Requirement -
Copy each line that contains the word "image".

Material supplied -

##########

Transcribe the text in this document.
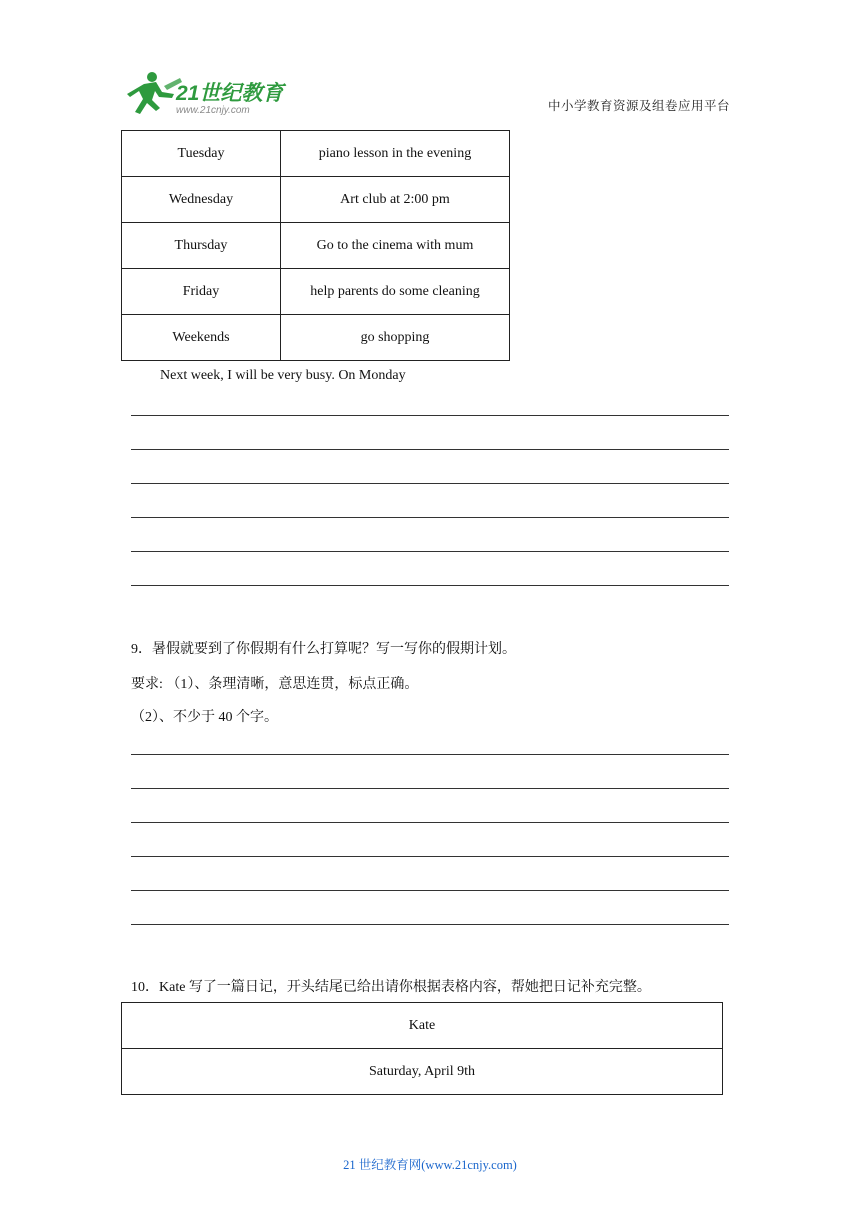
21世纪教育
www.21cnjy.com	中小学教育资源及组卷应用平台
Tuesday	piano lesson in the evening
Wednesday	Art club at 2:00 pm
Thursday	Go to the cinema with mum
Friday	help parents do some cleaning
Weekends	go shopping
Next week, I will be very busy. On Monday
9．暑假就要到了你假期有什么打算呢？写一写你的假期计划。
要求: （1）、条理清晰，意思连贯，标点正确。
（2）、不少于 40 个字。
10．Kate 写了一篇日记，开头结尾已给出请你根据表格内容，帮她把日记补充完整。
Kate
Saturday, April 9th
21 世纪教育网(www.21cnjy.com)
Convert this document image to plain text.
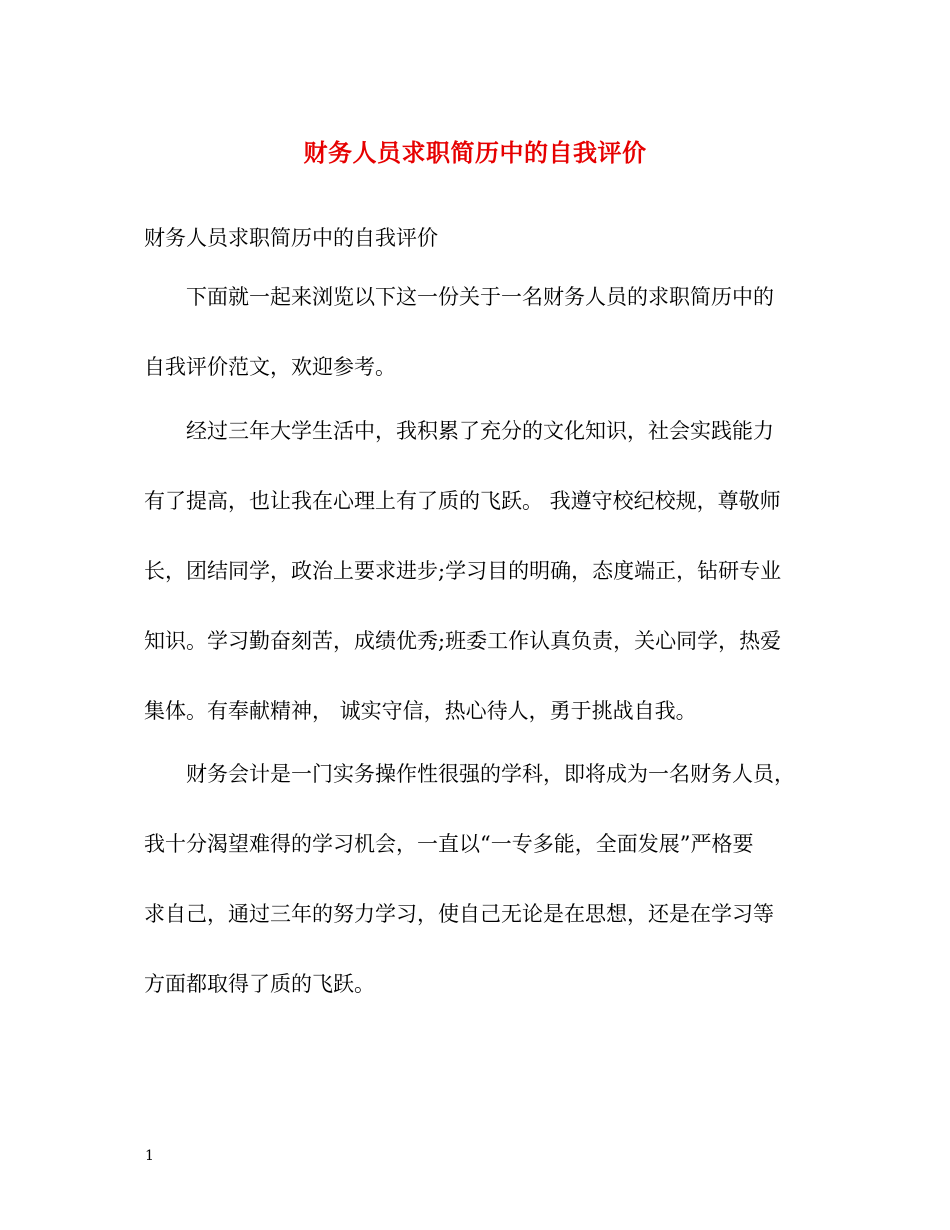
财务人员求职简历中的自我评价
财务人员求职简历中的自我评价
下面就一起来浏览以下这一份关于一名财务人员的求职简历中的
自我评价范文，欢迎参考。
经过三年大学生活中，我积累了充分的文化知识，社会实践能力
有了提高，也让我在心理上有了质的飞跃。 我遵守校纪校规，尊敬师
长，团结同学，政治上要求进步;学习目的明确，态度端正，钻研专业
知识。学习勤奋刻苦，成绩优秀;班委工作认真负责，关心同学，热爱
集体。有奉献精神， 诚实守信，热心待人，勇于挑战自我。
财务会计是一门实务操作性很强的学科，即将成为一名财务人员，
我十分渴望难得的学习机会，一直以“一专多能，全面发展”严格要
求自己，通过三年的努力学习，使自己无论是在思想，还是在学习等
方面都取得了质的飞跃。
1
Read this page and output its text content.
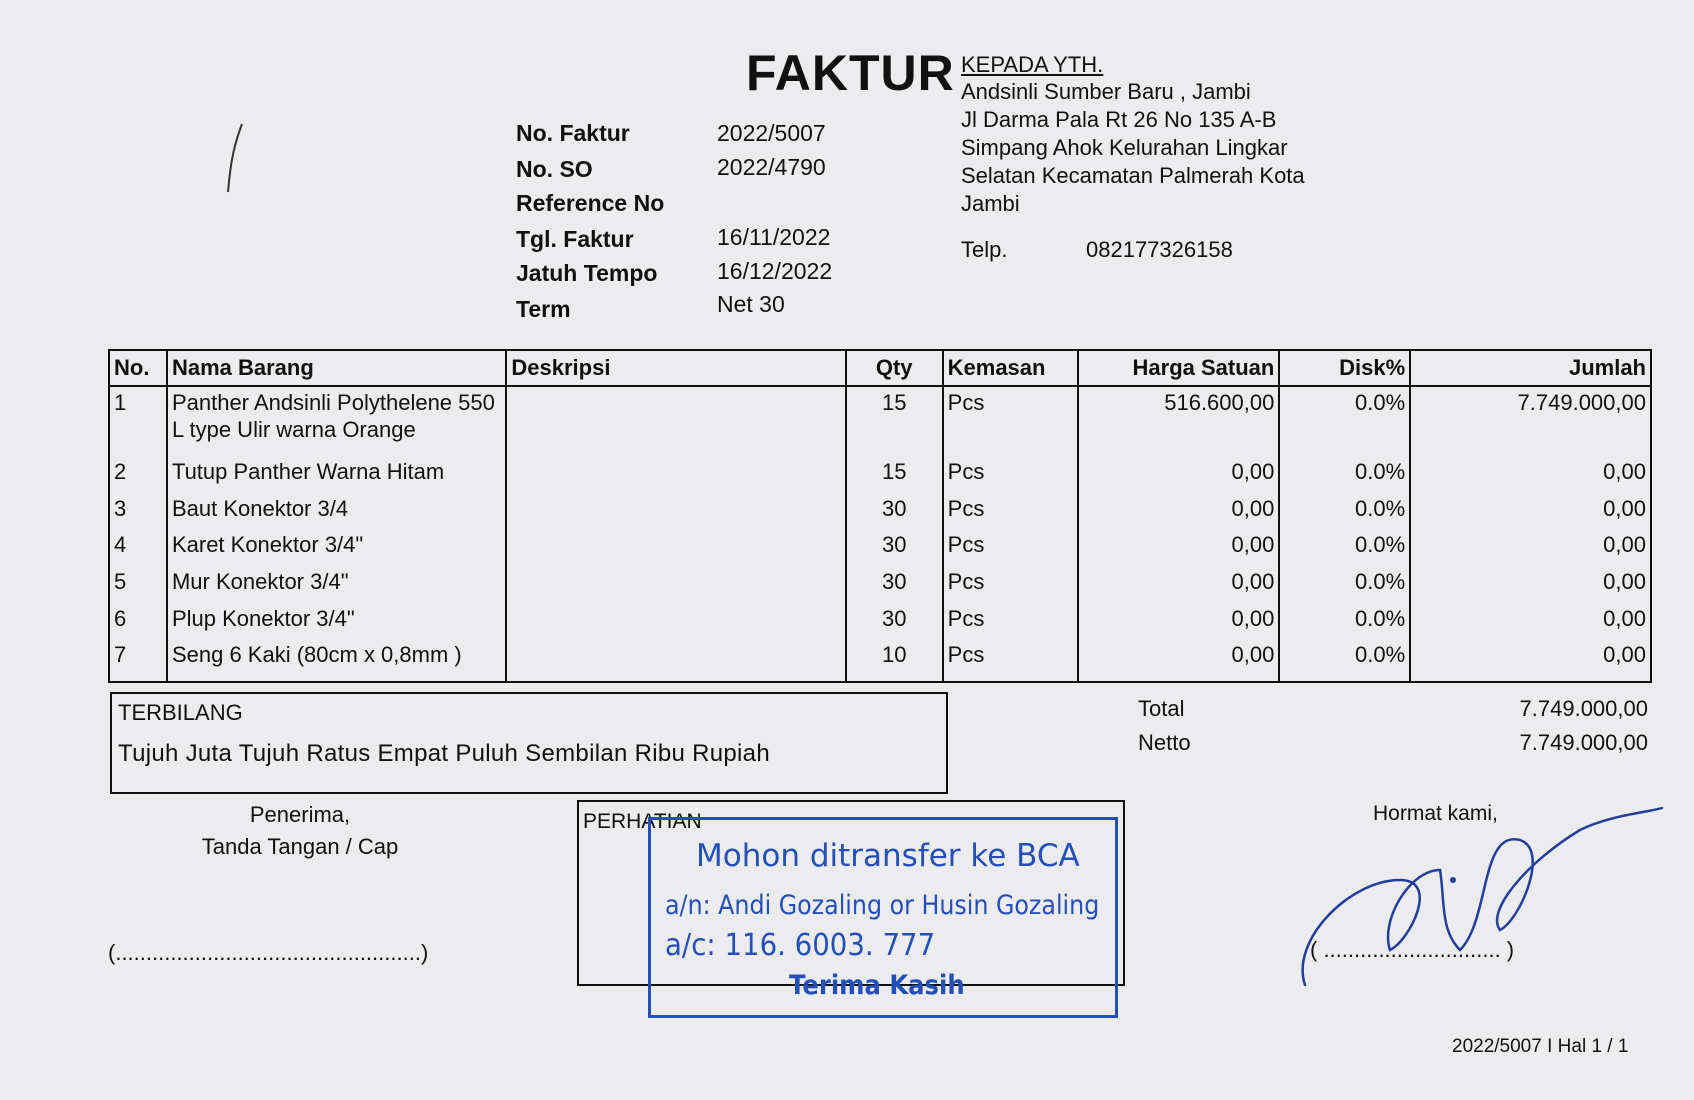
FAKTUR
No. Faktur	2022/5007
No. SO	2022/4790
Reference No
Tgl. Faktur	16/11/2022
Jatuh Tempo	16/12/2022
Term	Net 30
KEPADA YTH.
Andsinli Sumber Baru , Jambi
Jl Darma Pala Rt 26 No 135 A-B
Simpang Ahok Kelurahan Lingkar
Selatan Kecamatan Palmerah Kota
Jambi
Telp.	082177326158
No.	Nama Barang	Deskripsi	Qty	Kemasan	Harga Satuan	Disk%	Jumlah
1	Panther Andsinli Polythelene 550 L type Ulir warna Orange		15	Pcs	516.600,00	0.0%	7.749.000,00
2	Tutup Panther Warna Hitam		15	Pcs	0,00	0.0%	0,00
3	Baut Konektor 3/4		30	Pcs	0,00	0.0%	0,00
4	Karet Konektor 3/4"		30	Pcs	0,00	0.0%	0,00
5	Mur Konektor 3/4"		30	Pcs	0,00	0.0%	0,00
6	Plup Konektor 3/4"		30	Pcs	0,00	0.0%	0,00
7	Seng 6 Kaki (80cm x 0,8mm )		10	Pcs	0,00	0.0%	0,00

TERBILANG
Tujuh Juta Tujuh Ratus Empat Puluh Sembilan Ribu Rupiah
Total	7.749.000,00
Netto	7.749.000,00
Penerima,
Tanda Tangan / Cap
(..................................................)
PERHATIAN
Mohon ditransfer ke BCA
a/n: Andi Gozaling or Husin Gozaling
a/c: 116. 6003. 777
Terima Kasih
Hormat kami,
( ............................. )
2022/5007 I Hal 1 / 1
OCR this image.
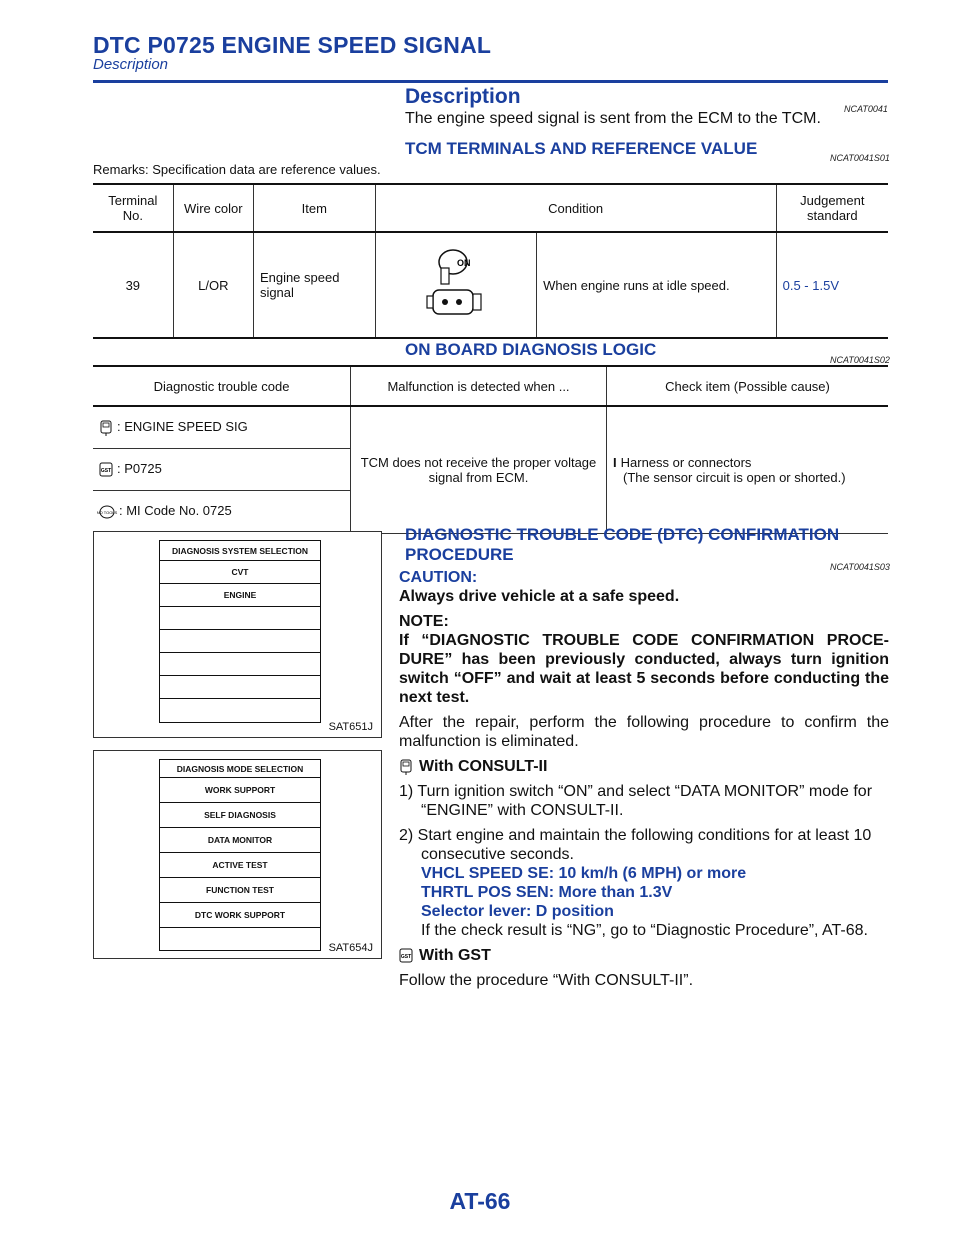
DTC P0725 ENGINE SPEED SIGNAL
Description
Description
NCAT0041
The engine speed signal is sent from the ECM to the TCM.
TCM TERMINALS AND REFERENCE VALUE	NCAT0041S01
Remarks: Specification data are reference values.
Terminal No.	Wire color	Item	Condition		Judgement standard
39	L/OR	Engine speed signal	ON	When engine runs at idle speed.	0.5 - 1.5V
ON BOARD DIAGNOSIS LOGIC
NCAT0041S02
Diagnostic trouble code	Malfunction is detected when ...	Check item (Possible cause)
: ENGINE SPEED SIG	TCM does not receive the proper voltage signal from ECM.	I Harness or connectors
(The sensor circuit is open or shorted.)

GST : P0725		

NO TOOLS : MI Code No. 0725		
DIAGNOSIS SYSTEM SELECTION
CVT
ENGINE
SAT651J
DIAGNOSIS MODE SELECTION
WORK SUPPORT
SELF DIAGNOSIS
DATA MONITOR
ACTIVE TEST
FUNCTION TEST
DTC WORK SUPPORT
SAT654J
DIAGNOSTIC TROUBLE CODE (DTC) CONFIRMATION PROCEDURE
NCAT0041S03
CAUTION:
Always drive vehicle at a safe speed.
NOTE:
If “DIAGNOSTIC TROUBLE CODE CONFIRMATION PROCE-DURE” has been previously conducted, always turn ignition switch “OFF” and wait at least 5 seconds before conducting the next test.
After the repair, perform the following procedure to confirm the malfunction is eliminated.
With CONSULT-II
1) Turn ignition switch “ON” and select “DATA MONITOR” mode for “ENGINE” with CONSULT-II.
2) Start engine and maintain the following conditions for at least 10 consecutive seconds.
VHCL SPEED SE: 10 km/h (6 MPH) or more
THRTL POS SEN: More than 1.3V
Selector lever: D position
If the check result is “NG”, go to “Diagnostic Procedure”, AT-68.
GST With GST
Follow the procedure “With CONSULT-II”.
AT-66
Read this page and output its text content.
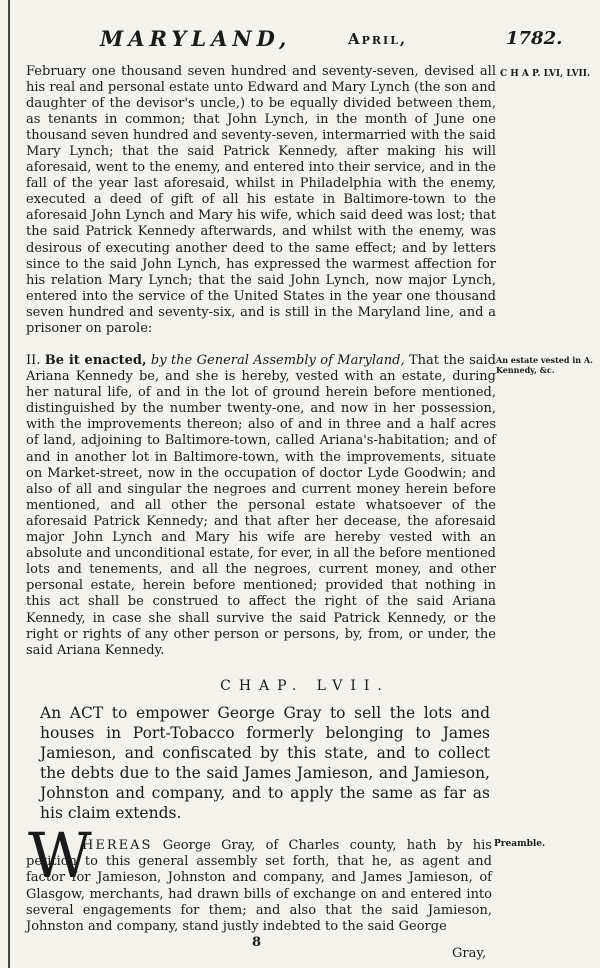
MARYLAND,	April,	1782.
C H A P. LVI, LVII.
February one thousand seven hundred and seventy-seven, devised all his real and personal estate unto Edward and Mary Lynch (the son and daughter of the devisor's uncle,) to be equally divided between them, as tenants in common; that John Lynch, in the month of June one thousand seven hundred and seventy-seven, intermarried with the said Mary Lynch; that the said Patrick Kennedy, after making his will aforesaid, went to the enemy, and entered into their service, and in the fall of the year last aforesaid, whilst in Philadelphia with the enemy, executed a deed of gift of all his estate in Baltimore-town to the aforesaid John Lynch and Mary his wife, which said deed was lost; that the said Patrick Kennedy afterwards, and whilst with the enemy, was desirous of executing another deed to the same effect; and by letters since to the said John Lynch, has expressed the warmest affection for his relation Mary Lynch; that the said John Lynch, now major Lynch, entered into the service of the United States in the year one thousand seven hundred and seventy-six, and is still in the Maryland line, and a prisoner on parole:
An estate vested in A. Kennedy, &c.
II. Be it enacted, by the General Assembly of Maryland, That the said Ariana Kennedy be, and she is hereby, vested with an estate, during her natural life, of and in the lot of ground herein before mentioned, distinguished by the number twenty-one, and now in her possession, with the improvements thereon; also of and in three and a half acres of land, adjoining to Baltimore-town, called Ariana's-habitation; and of and in another lot in Baltimore-town, with the improvements, situate on Market-street, now in the occupation of doctor Lyde Goodwin; and also of all and singular the negroes and current money herein before mentioned, and all other the personal estate whatsoever of the aforesaid Patrick Kennedy; and that after her decease, the aforesaid major John Lynch and Mary his wife are hereby vested with an absolute and unconditional estate, for ever, in all the before mentioned lots and tenements, and all the negroes, current money, and other personal estate, herein before mentioned; provided that nothing in this act shall be construed to affect the right of the said Ariana Kennedy, in case she shall survive the said Patrick Kennedy, or the right or rights of any other person or persons, by, from, or under, the said Ariana Kennedy.
CHAP. LVII.
An ACT to empower George Gray to sell the lots and houses in Port-Tobacco formerly belonging to James Jamieson, and confiscated by this state, and to collect the debts due to the said James Jamieson, and Jamieson, Johnston and company, and to apply the same as far as his claim extends.
W	Preamble.
HEREAS George Gray, of Charles county, hath by his petition to this general assembly set forth, that he, as agent and factor for Jamieson, Johnston and company, and James Jamieson, of Glasgow, merchants, had drawn bills of exchange on and entered into several engagements for them; and also that the said Jamieson, Johnston and company, stand justly indebted to the said George
8
Gray,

##########

Full response -
Convert this document image to plain text.
OCR this image.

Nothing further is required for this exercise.